### The exercise
Output all the entries word for word. Omit the pictures.

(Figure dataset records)
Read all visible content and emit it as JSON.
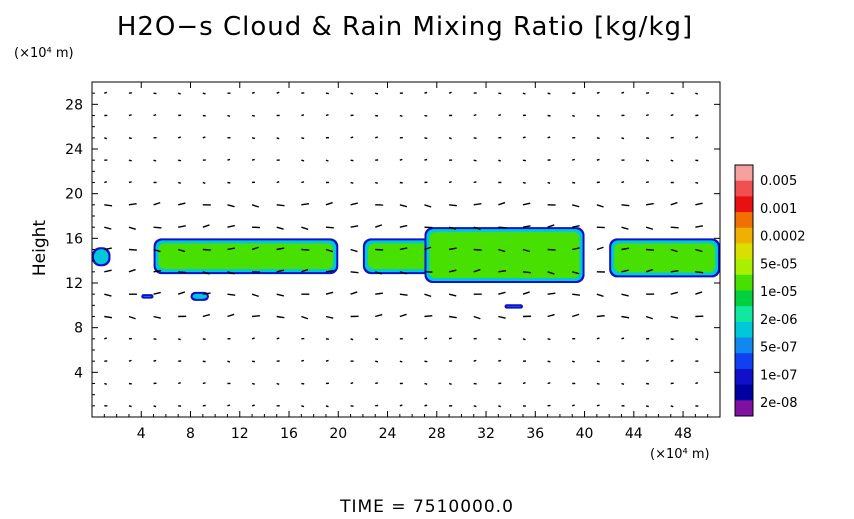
{
  "chart_data": {
    "type": "heatmap",
    "title": "H2O−s Cloud & Rain Mixing Ratio [kg/kg]",
    "xlabel_unit": "(×10⁴ m)",
    "ylabel": "Height",
    "ylabel_unit": "(×10⁴ m)",
    "footer": "TIME  =  7510000.0",
    "xlim": [
      0,
      51
    ],
    "ylim": [
      0,
      30
    ],
    "xticks": [
      4,
      8,
      12,
      16,
      20,
      24,
      28,
      32,
      36,
      40,
      44,
      48
    ],
    "yticks": [
      4,
      8,
      12,
      16,
      20,
      24,
      28
    ],
    "colorbar": {
      "labels": [
        "0.005",
        "0.001",
        "0.0002",
        "5e-05",
        "1e-05",
        "2e-06",
        "5e-07",
        "1e-07",
        "2e-08"
      ],
      "colors": [
        "#f7a0a0",
        "#f05050",
        "#e81010",
        "#f07000",
        "#f0b000",
        "#d8e000",
        "#a8f000",
        "#48e000",
        "#00d040",
        "#10e8a0",
        "#00c8d8",
        "#1088f0",
        "#1040f0",
        "#1010c8",
        "#0000a0",
        "#8010a0"
      ]
    },
    "cloud_bands": [
      {
        "x": [
          0,
          1.5
        ],
        "y": [
          13.5,
          15.2
        ]
      },
      {
        "x": [
          5,
          20
        ],
        "y": [
          12.8,
          16
        ]
      },
      {
        "x": [
          22,
          28
        ],
        "y": [
          12.8,
          16
        ]
      },
      {
        "x": [
          27,
          40
        ],
        "y": [
          12,
          17
        ]
      },
      {
        "x": [
          42,
          51
        ],
        "y": [
          12.5,
          16
        ]
      },
      {
        "x": [
          4,
          5
        ],
        "y": [
          10.6,
          11
        ]
      },
      {
        "x": [
          8,
          9.5
        ],
        "y": [
          10.4,
          11.2
        ]
      },
      {
        "x": [
          33.5,
          35
        ],
        "y": [
          9.7,
          10.1
        ]
      }
    ]
  }
}
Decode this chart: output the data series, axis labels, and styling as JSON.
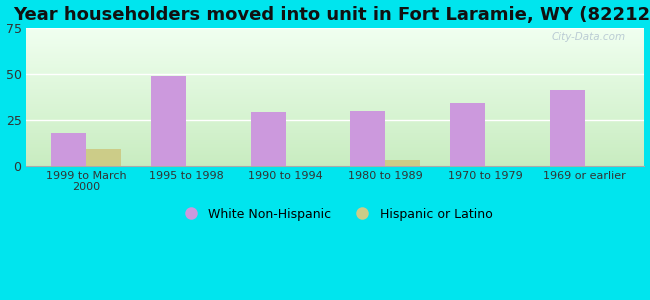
{
  "title": "Year householders moved into unit in Fort Laramie, WY (82212)",
  "categories": [
    "1999 to March\n2000",
    "1995 to 1998",
    "1990 to 1994",
    "1980 to 1989",
    "1970 to 1979",
    "1969 or earlier"
  ],
  "white_values": [
    18,
    49,
    29,
    30,
    34,
    41
  ],
  "hispanic_values": [
    9,
    0,
    0,
    3,
    0,
    0
  ],
  "white_color": "#cc99dd",
  "hispanic_color": "#cccc88",
  "background_outer": "#00e5ee",
  "grad_top": "#f0fff0",
  "grad_bottom": "#c8ecc0",
  "ylim": [
    0,
    75
  ],
  "yticks": [
    0,
    25,
    50,
    75
  ],
  "bar_width": 0.35,
  "title_fontsize": 13,
  "legend_labels": [
    "White Non-Hispanic",
    "Hispanic or Latino"
  ],
  "watermark": "City-Data.com"
}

### Exercise solution
Read all visible content and emit it as JSON.
{
  "chart_data": {
    "type": "heatmap",
    "title": "H2O−s Cloud & Rain Mixing Ratio [kg/kg]",
    "xlabel_unit": "(×10⁴ m)",
    "ylabel": "Height",
    "ylabel_unit": "(×10⁴ m)",
    "footer": "TIME  =  7510000.0",
    "xlim": [
      0,
      51
    ],
    "ylim": [
      0,
      30
    ],
    "xticks": [
      4,
      8,
      12,
      16,
      20,
      24,
      28,
      32,
      36,
      40,
      44,
      48
    ],
    "yticks": [
      4,
      8,
      12,
      16,
      20,
      24,
      28
    ],
    "colorbar": {
      "labels": [
        "0.005",
        "0.001",
        "0.0002",
        "5e-05",
        "1e-05",
        "2e-06",
        "5e-07",
        "1e-07",
        "2e-08"
      ],
      "colors": [
        "#f7a0a0",
        "#f05050",
        "#e81010",
        "#f07000",
        "#f0b000",
        "#d8e000",
        "#a8f000",
        "#48e000",
        "#00d040",
        "#10e8a0",
        "#00c8d8",
        "#1088f0",
        "#1040f0",
        "#1010c8",
        "#0000a0",
        "#8010a0"
      ]
    },
    "cloud_bands": [
      {
        "x": [
          0,
          1.5
        ],
        "y": [
          13.5,
          15.2
        ]
      },
      {
        "x": [
          5,
          20
        ],
        "y": [
          12.8,
          16
        ]
      },
      {
        "x": [
          22,
          28
        ],
        "y": [
          12.8,
          16
        ]
      },
      {
        "x": [
          27,
          40
        ],
        "y": [
          12,
          17
        ]
      },
      {
        "x": [
          42,
          51
        ],
        "y": [
          12.5,
          16
        ]
      },
      {
        "x": [
          4,
          5
        ],
        "y": [
          10.6,
          11
        ]
      },
      {
        "x": [
          8,
          9.5
        ],
        "y": [
          10.4,
          11.2
        ]
      },
      {
        "x": [
          33.5,
          35
        ],
        "y": [
          9.7,
          10.1
        ]
      }
    ]
  }
}
Decode this chart: output the data series, axis labels, and styling as JSON.
{
  "title": "Year householders moved into unit in Fort Laramie, WY (82212)",
  "categories": [
    "1999 to March\n2000",
    "1995 to 1998",
    "1990 to 1994",
    "1980 to 1989",
    "1970 to 1979",
    "1969 or earlier"
  ],
  "white_values": [
    18,
    49,
    29,
    30,
    34,
    41
  ],
  "hispanic_values": [
    9,
    0,
    0,
    3,
    0,
    0
  ],
  "white_color": "#cc99dd",
  "hispanic_color": "#cccc88",
  "background_outer": "#00e5ee",
  "grad_top": "#f0fff0",
  "grad_bottom": "#c8ecc0",
  "ylim": [
    0,
    75
  ],
  "yticks": [
    0,
    25,
    50,
    75
  ],
  "bar_width": 0.35,
  "title_fontsize": 13,
  "legend_labels": [
    "White Non-Hispanic",
    "Hispanic or Latino"
  ],
  "watermark": "City-Data.com"
}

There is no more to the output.